[START]

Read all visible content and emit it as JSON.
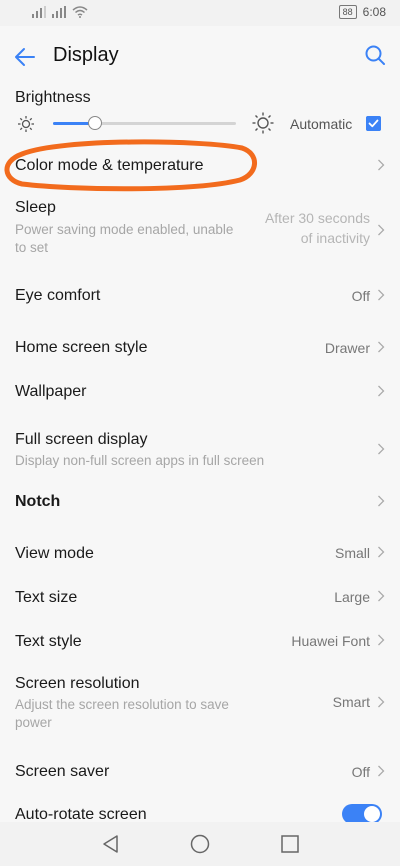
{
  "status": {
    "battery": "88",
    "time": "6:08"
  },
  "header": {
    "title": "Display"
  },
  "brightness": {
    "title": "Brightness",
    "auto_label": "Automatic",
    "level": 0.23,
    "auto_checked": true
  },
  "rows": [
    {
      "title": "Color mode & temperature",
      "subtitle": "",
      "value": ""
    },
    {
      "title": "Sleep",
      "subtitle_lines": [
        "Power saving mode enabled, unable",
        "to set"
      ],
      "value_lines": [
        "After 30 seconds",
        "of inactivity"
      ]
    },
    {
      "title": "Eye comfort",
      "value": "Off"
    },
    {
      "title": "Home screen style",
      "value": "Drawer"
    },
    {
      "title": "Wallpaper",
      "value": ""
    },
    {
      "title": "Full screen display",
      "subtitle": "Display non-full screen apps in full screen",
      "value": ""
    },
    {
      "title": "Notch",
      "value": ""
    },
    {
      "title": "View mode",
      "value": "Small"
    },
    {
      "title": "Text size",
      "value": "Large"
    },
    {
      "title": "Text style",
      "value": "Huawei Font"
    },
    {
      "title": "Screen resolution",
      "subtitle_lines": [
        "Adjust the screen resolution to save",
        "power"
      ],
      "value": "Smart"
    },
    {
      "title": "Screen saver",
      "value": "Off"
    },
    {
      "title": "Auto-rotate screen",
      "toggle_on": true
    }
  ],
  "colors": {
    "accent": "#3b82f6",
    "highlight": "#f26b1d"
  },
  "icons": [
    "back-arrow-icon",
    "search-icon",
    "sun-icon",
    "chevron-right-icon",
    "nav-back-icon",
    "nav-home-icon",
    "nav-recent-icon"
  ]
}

[END]

Copy out the records above in full, exactly as written, but not the pictures.

# [Complete answer]
Read all visible content and emit it as JSON.
{
  "status": {
    "battery": "88",
    "time": "6:08"
  },
  "header": {
    "title": "Display"
  },
  "brightness": {
    "title": "Brightness",
    "auto_label": "Automatic",
    "level": 0.23,
    "auto_checked": true
  },
  "rows": [
    {
      "title": "Color mode & temperature",
      "subtitle": "",
      "value": ""
    },
    {
      "title": "Sleep",
      "subtitle_lines": [
        "Power saving mode enabled, unable",
        "to set"
      ],
      "value_lines": [
        "After 30 seconds",
        "of inactivity"
      ]
    },
    {
      "title": "Eye comfort",
      "value": "Off"
    },
    {
      "title": "Home screen style",
      "value": "Drawer"
    },
    {
      "title": "Wallpaper",
      "value": ""
    },
    {
      "title": "Full screen display",
      "subtitle": "Display non-full screen apps in full screen",
      "value": ""
    },
    {
      "title": "Notch",
      "value": ""
    },
    {
      "title": "View mode",
      "value": "Small"
    },
    {
      "title": "Text size",
      "value": "Large"
    },
    {
      "title": "Text style",
      "value": "Huawei Font"
    },
    {
      "title": "Screen resolution",
      "subtitle_lines": [
        "Adjust the screen resolution to save",
        "power"
      ],
      "value": "Smart"
    },
    {
      "title": "Screen saver",
      "value": "Off"
    },
    {
      "title": "Auto-rotate screen",
      "toggle_on": true
    }
  ],
  "colors": {
    "accent": "#3b82f6",
    "highlight": "#f26b1d"
  },
  "icons": [
    "back-arrow-icon",
    "search-icon",
    "sun-icon",
    "chevron-right-icon",
    "nav-back-icon",
    "nav-home-icon",
    "nav-recent-icon"
  ]
}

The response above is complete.